Exercise instructions. Without the images, write out the whole listing exactly.
## start Provided data
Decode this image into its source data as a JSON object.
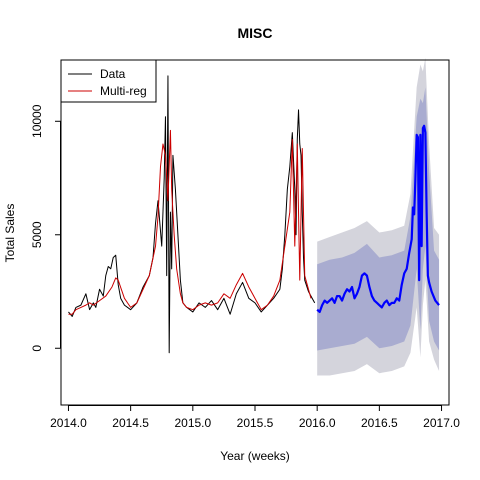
{
  "chart_data": {
    "type": "line",
    "title": "MISC",
    "xlabel": "Year (weeks)",
    "ylabel": "Total Sales",
    "xlim": [
      2013.94,
      2017.06
    ],
    "ylim": [
      -2500,
      12700
    ],
    "xticks": [
      2014.0,
      2014.5,
      2015.0,
      2015.5,
      2016.0,
      2016.5,
      2017.0
    ],
    "xtick_labels": [
      "2014.0",
      "2014.5",
      "2015.0",
      "2015.5",
      "2016.0",
      "2016.5",
      "2017.0"
    ],
    "yticks": [
      0,
      5000,
      10000
    ],
    "ytick_labels": [
      "0",
      "5000",
      "10000"
    ],
    "legend": {
      "position": "top-left",
      "entries": [
        {
          "label": "Data",
          "color": "#000000"
        },
        {
          "label": "Multi-reg",
          "color": "#cc0000"
        }
      ]
    },
    "series": [
      {
        "name": "Data",
        "color": "#000000",
        "x": [
          2014.0,
          2014.03,
          2014.06,
          2014.1,
          2014.14,
          2014.17,
          2014.2,
          2014.22,
          2014.25,
          2014.28,
          2014.3,
          2014.32,
          2014.34,
          2014.36,
          2014.38,
          2014.4,
          2014.42,
          2014.45,
          2014.5,
          2014.55,
          2014.6,
          2014.65,
          2014.68,
          2014.7,
          2014.72,
          2014.75,
          2014.77,
          2014.78,
          2014.79,
          2014.8,
          2014.81,
          2014.82,
          2014.83,
          2014.84,
          2014.86,
          2014.88,
          2014.9,
          2014.92,
          2014.95,
          2015.0,
          2015.05,
          2015.1,
          2015.15,
          2015.2,
          2015.25,
          2015.3,
          2015.35,
          2015.4,
          2015.45,
          2015.5,
          2015.55,
          2015.6,
          2015.65,
          2015.7,
          2015.72,
          2015.74,
          2015.76,
          2015.78,
          2015.8,
          2015.82,
          2015.83,
          2015.84,
          2015.85,
          2015.86,
          2015.87,
          2015.88,
          2015.89,
          2015.9,
          2015.93,
          2015.96,
          2015.98
        ],
        "y": [
          1600,
          1400,
          1800,
          1900,
          2400,
          1700,
          2000,
          1800,
          2600,
          2300,
          3200,
          3600,
          3500,
          4000,
          4100,
          2800,
          2200,
          1900,
          1700,
          2000,
          2700,
          3200,
          4000,
          5500,
          6500,
          4500,
          7500,
          10200,
          3200,
          12000,
          -200,
          6000,
          3500,
          8500,
          7000,
          5000,
          3000,
          2000,
          1800,
          1600,
          2000,
          1800,
          2100,
          1700,
          2200,
          1500,
          2400,
          2900,
          2200,
          2000,
          1600,
          1900,
          2200,
          2600,
          3500,
          5000,
          7000,
          8000,
          9500,
          7000,
          5000,
          9200,
          10500,
          9000,
          8500,
          6000,
          4000,
          3000,
          2500,
          2200,
          2000
        ]
      },
      {
        "name": "Multi-reg",
        "color": "#cc0000",
        "x": [
          2014.0,
          2014.03,
          2014.06,
          2014.1,
          2014.14,
          2014.17,
          2014.2,
          2014.25,
          2014.3,
          2014.35,
          2014.38,
          2014.4,
          2014.45,
          2014.5,
          2014.55,
          2014.6,
          2014.65,
          2014.7,
          2014.72,
          2014.74,
          2014.76,
          2014.78,
          2014.8,
          2014.82,
          2014.83,
          2014.85,
          2014.87,
          2014.9,
          2014.92,
          2014.95,
          2015.0,
          2015.05,
          2015.1,
          2015.15,
          2015.2,
          2015.25,
          2015.3,
          2015.35,
          2015.4,
          2015.45,
          2015.5,
          2015.55,
          2015.6,
          2015.65,
          2015.7,
          2015.74,
          2015.78,
          2015.8,
          2015.82,
          2015.84,
          2015.86,
          2015.88,
          2015.9,
          2015.95
        ],
        "y": [
          1500,
          1500,
          1700,
          1800,
          1900,
          2000,
          1900,
          2100,
          2300,
          2700,
          3100,
          3000,
          2200,
          1800,
          2000,
          2600,
          3200,
          4500,
          5800,
          8000,
          9000,
          8500,
          6500,
          9600,
          7000,
          5000,
          3500,
          2400,
          2000,
          1800,
          1700,
          1900,
          2000,
          1900,
          2000,
          2400,
          2200,
          2800,
          3300,
          2700,
          2200,
          1700,
          1900,
          2300,
          3000,
          4500,
          6000,
          9200,
          4500,
          9000,
          3000,
          8800,
          3200,
          2200
        ]
      },
      {
        "name": "",
        "color": "#0000ff",
        "x": [
          2016.0,
          2016.02,
          2016.04,
          2016.06,
          2016.08,
          2016.1,
          2016.12,
          2016.14,
          2016.16,
          2016.18,
          2016.2,
          2016.22,
          2016.24,
          2016.26,
          2016.28,
          2016.3,
          2016.32,
          2016.34,
          2016.36,
          2016.38,
          2016.4,
          2016.42,
          2016.44,
          2016.46,
          2016.48,
          2016.5,
          2016.52,
          2016.54,
          2016.56,
          2016.58,
          2016.6,
          2016.62,
          2016.64,
          2016.66,
          2016.68,
          2016.7,
          2016.72,
          2016.74,
          2016.76,
          2016.77,
          2016.78,
          2016.79,
          2016.8,
          2016.81,
          2016.82,
          2016.83,
          2016.84,
          2016.85,
          2016.86,
          2016.87,
          2016.88,
          2016.89,
          2016.9,
          2016.92,
          2016.95,
          2016.98
        ],
        "y": [
          1700,
          1600,
          1900,
          2100,
          2000,
          2100,
          2200,
          2000,
          2300,
          2300,
          2100,
          2400,
          2600,
          2500,
          2700,
          2200,
          2400,
          2700,
          3200,
          3300,
          3200,
          2700,
          2300,
          2100,
          2000,
          1900,
          1800,
          2000,
          2100,
          1900,
          2000,
          2000,
          2200,
          2100,
          2800,
          3300,
          3500,
          4200,
          4800,
          6200,
          5900,
          7500,
          9400,
          9300,
          3000,
          9400,
          4500,
          9700,
          9800,
          9500,
          6000,
          3200,
          2900,
          2500,
          2100,
          1900
        ]
      }
    ],
    "bands": [
      {
        "name": "",
        "color": "#d4d4dc",
        "x": [
          2016.0,
          2016.1,
          2016.2,
          2016.3,
          2016.4,
          2016.5,
          2016.6,
          2016.7,
          2016.75,
          2016.8,
          2016.83,
          2016.85,
          2016.87,
          2016.9,
          2016.94,
          2016.98
        ],
        "lower": [
          -1200,
          -1200,
          -1100,
          -1000,
          -700,
          -1100,
          -1000,
          -800,
          -200,
          1800,
          -400,
          1900,
          3000,
          300,
          -500,
          -1000
        ],
        "upper": [
          4700,
          4900,
          5100,
          5300,
          5600,
          5100,
          5200,
          5400,
          6800,
          11500,
          12500,
          12200,
          12800,
          9000,
          5300,
          5000
        ]
      },
      {
        "name": "",
        "color": "#a9acd0",
        "x": [
          2016.0,
          2016.1,
          2016.2,
          2016.3,
          2016.4,
          2016.5,
          2016.6,
          2016.7,
          2016.75,
          2016.8,
          2016.83,
          2016.85,
          2016.87,
          2016.9,
          2016.94,
          2016.98
        ],
        "lower": [
          -100,
          0,
          100,
          200,
          500,
          0,
          100,
          300,
          1000,
          3500,
          800,
          3500,
          4500,
          1200,
          300,
          -100
        ],
        "upper": [
          3700,
          3900,
          4000,
          4200,
          4600,
          4000,
          4100,
          4300,
          5800,
          10200,
          11000,
          10800,
          11500,
          7800,
          4300,
          3900
        ]
      }
    ]
  }
}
## end Provided data
Exercise result.
Decode this image into its source data as a JSON object.
{
  "chart_data": {
    "type": "line",
    "title": "MISC",
    "xlabel": "Year (weeks)",
    "ylabel": "Total Sales",
    "xlim": [
      2013.94,
      2017.06
    ],
    "ylim": [
      -2500,
      12700
    ],
    "xticks": [
      2014.0,
      2014.5,
      2015.0,
      2015.5,
      2016.0,
      2016.5,
      2017.0
    ],
    "xtick_labels": [
      "2014.0",
      "2014.5",
      "2015.0",
      "2015.5",
      "2016.0",
      "2016.5",
      "2017.0"
    ],
    "yticks": [
      0,
      5000,
      10000
    ],
    "ytick_labels": [
      "0",
      "5000",
      "10000"
    ],
    "legend": {
      "position": "top-left",
      "entries": [
        {
          "label": "Data",
          "color": "#000000"
        },
        {
          "label": "Multi-reg",
          "color": "#cc0000"
        }
      ]
    },
    "series": [
      {
        "name": "Data",
        "color": "#000000",
        "x": [
          2014.0,
          2014.03,
          2014.06,
          2014.1,
          2014.14,
          2014.17,
          2014.2,
          2014.22,
          2014.25,
          2014.28,
          2014.3,
          2014.32,
          2014.34,
          2014.36,
          2014.38,
          2014.4,
          2014.42,
          2014.45,
          2014.5,
          2014.55,
          2014.6,
          2014.65,
          2014.68,
          2014.7,
          2014.72,
          2014.75,
          2014.77,
          2014.78,
          2014.79,
          2014.8,
          2014.81,
          2014.82,
          2014.83,
          2014.84,
          2014.86,
          2014.88,
          2014.9,
          2014.92,
          2014.95,
          2015.0,
          2015.05,
          2015.1,
          2015.15,
          2015.2,
          2015.25,
          2015.3,
          2015.35,
          2015.4,
          2015.45,
          2015.5,
          2015.55,
          2015.6,
          2015.65,
          2015.7,
          2015.72,
          2015.74,
          2015.76,
          2015.78,
          2015.8,
          2015.82,
          2015.83,
          2015.84,
          2015.85,
          2015.86,
          2015.87,
          2015.88,
          2015.89,
          2015.9,
          2015.93,
          2015.96,
          2015.98
        ],
        "y": [
          1600,
          1400,
          1800,
          1900,
          2400,
          1700,
          2000,
          1800,
          2600,
          2300,
          3200,
          3600,
          3500,
          4000,
          4100,
          2800,
          2200,
          1900,
          1700,
          2000,
          2700,
          3200,
          4000,
          5500,
          6500,
          4500,
          7500,
          10200,
          3200,
          12000,
          -200,
          6000,
          3500,
          8500,
          7000,
          5000,
          3000,
          2000,
          1800,
          1600,
          2000,
          1800,
          2100,
          1700,
          2200,
          1500,
          2400,
          2900,
          2200,
          2000,
          1600,
          1900,
          2200,
          2600,
          3500,
          5000,
          7000,
          8000,
          9500,
          7000,
          5000,
          9200,
          10500,
          9000,
          8500,
          6000,
          4000,
          3000,
          2500,
          2200,
          2000
        ]
      },
      {
        "name": "Multi-reg",
        "color": "#cc0000",
        "x": [
          2014.0,
          2014.03,
          2014.06,
          2014.1,
          2014.14,
          2014.17,
          2014.2,
          2014.25,
          2014.3,
          2014.35,
          2014.38,
          2014.4,
          2014.45,
          2014.5,
          2014.55,
          2014.6,
          2014.65,
          2014.7,
          2014.72,
          2014.74,
          2014.76,
          2014.78,
          2014.8,
          2014.82,
          2014.83,
          2014.85,
          2014.87,
          2014.9,
          2014.92,
          2014.95,
          2015.0,
          2015.05,
          2015.1,
          2015.15,
          2015.2,
          2015.25,
          2015.3,
          2015.35,
          2015.4,
          2015.45,
          2015.5,
          2015.55,
          2015.6,
          2015.65,
          2015.7,
          2015.74,
          2015.78,
          2015.8,
          2015.82,
          2015.84,
          2015.86,
          2015.88,
          2015.9,
          2015.95
        ],
        "y": [
          1500,
          1500,
          1700,
          1800,
          1900,
          2000,
          1900,
          2100,
          2300,
          2700,
          3100,
          3000,
          2200,
          1800,
          2000,
          2600,
          3200,
          4500,
          5800,
          8000,
          9000,
          8500,
          6500,
          9600,
          7000,
          5000,
          3500,
          2400,
          2000,
          1800,
          1700,
          1900,
          2000,
          1900,
          2000,
          2400,
          2200,
          2800,
          3300,
          2700,
          2200,
          1700,
          1900,
          2300,
          3000,
          4500,
          6000,
          9200,
          4500,
          9000,
          3000,
          8800,
          3200,
          2200
        ]
      },
      {
        "name": "",
        "color": "#0000ff",
        "x": [
          2016.0,
          2016.02,
          2016.04,
          2016.06,
          2016.08,
          2016.1,
          2016.12,
          2016.14,
          2016.16,
          2016.18,
          2016.2,
          2016.22,
          2016.24,
          2016.26,
          2016.28,
          2016.3,
          2016.32,
          2016.34,
          2016.36,
          2016.38,
          2016.4,
          2016.42,
          2016.44,
          2016.46,
          2016.48,
          2016.5,
          2016.52,
          2016.54,
          2016.56,
          2016.58,
          2016.6,
          2016.62,
          2016.64,
          2016.66,
          2016.68,
          2016.7,
          2016.72,
          2016.74,
          2016.76,
          2016.77,
          2016.78,
          2016.79,
          2016.8,
          2016.81,
          2016.82,
          2016.83,
          2016.84,
          2016.85,
          2016.86,
          2016.87,
          2016.88,
          2016.89,
          2016.9,
          2016.92,
          2016.95,
          2016.98
        ],
        "y": [
          1700,
          1600,
          1900,
          2100,
          2000,
          2100,
          2200,
          2000,
          2300,
          2300,
          2100,
          2400,
          2600,
          2500,
          2700,
          2200,
          2400,
          2700,
          3200,
          3300,
          3200,
          2700,
          2300,
          2100,
          2000,
          1900,
          1800,
          2000,
          2100,
          1900,
          2000,
          2000,
          2200,
          2100,
          2800,
          3300,
          3500,
          4200,
          4800,
          6200,
          5900,
          7500,
          9400,
          9300,
          3000,
          9400,
          4500,
          9700,
          9800,
          9500,
          6000,
          3200,
          2900,
          2500,
          2100,
          1900
        ]
      }
    ],
    "bands": [
      {
        "name": "",
        "color": "#d4d4dc",
        "x": [
          2016.0,
          2016.1,
          2016.2,
          2016.3,
          2016.4,
          2016.5,
          2016.6,
          2016.7,
          2016.75,
          2016.8,
          2016.83,
          2016.85,
          2016.87,
          2016.9,
          2016.94,
          2016.98
        ],
        "lower": [
          -1200,
          -1200,
          -1100,
          -1000,
          -700,
          -1100,
          -1000,
          -800,
          -200,
          1800,
          -400,
          1900,
          3000,
          300,
          -500,
          -1000
        ],
        "upper": [
          4700,
          4900,
          5100,
          5300,
          5600,
          5100,
          5200,
          5400,
          6800,
          11500,
          12500,
          12200,
          12800,
          9000,
          5300,
          5000
        ]
      },
      {
        "name": "",
        "color": "#a9acd0",
        "x": [
          2016.0,
          2016.1,
          2016.2,
          2016.3,
          2016.4,
          2016.5,
          2016.6,
          2016.7,
          2016.75,
          2016.8,
          2016.83,
          2016.85,
          2016.87,
          2016.9,
          2016.94,
          2016.98
        ],
        "lower": [
          -100,
          0,
          100,
          200,
          500,
          0,
          100,
          300,
          1000,
          3500,
          800,
          3500,
          4500,
          1200,
          300,
          -100
        ],
        "upper": [
          3700,
          3900,
          4000,
          4200,
          4600,
          4000,
          4100,
          4300,
          5800,
          10200,
          11000,
          10800,
          11500,
          7800,
          4300,
          3900
        ]
      }
    ]
  }
}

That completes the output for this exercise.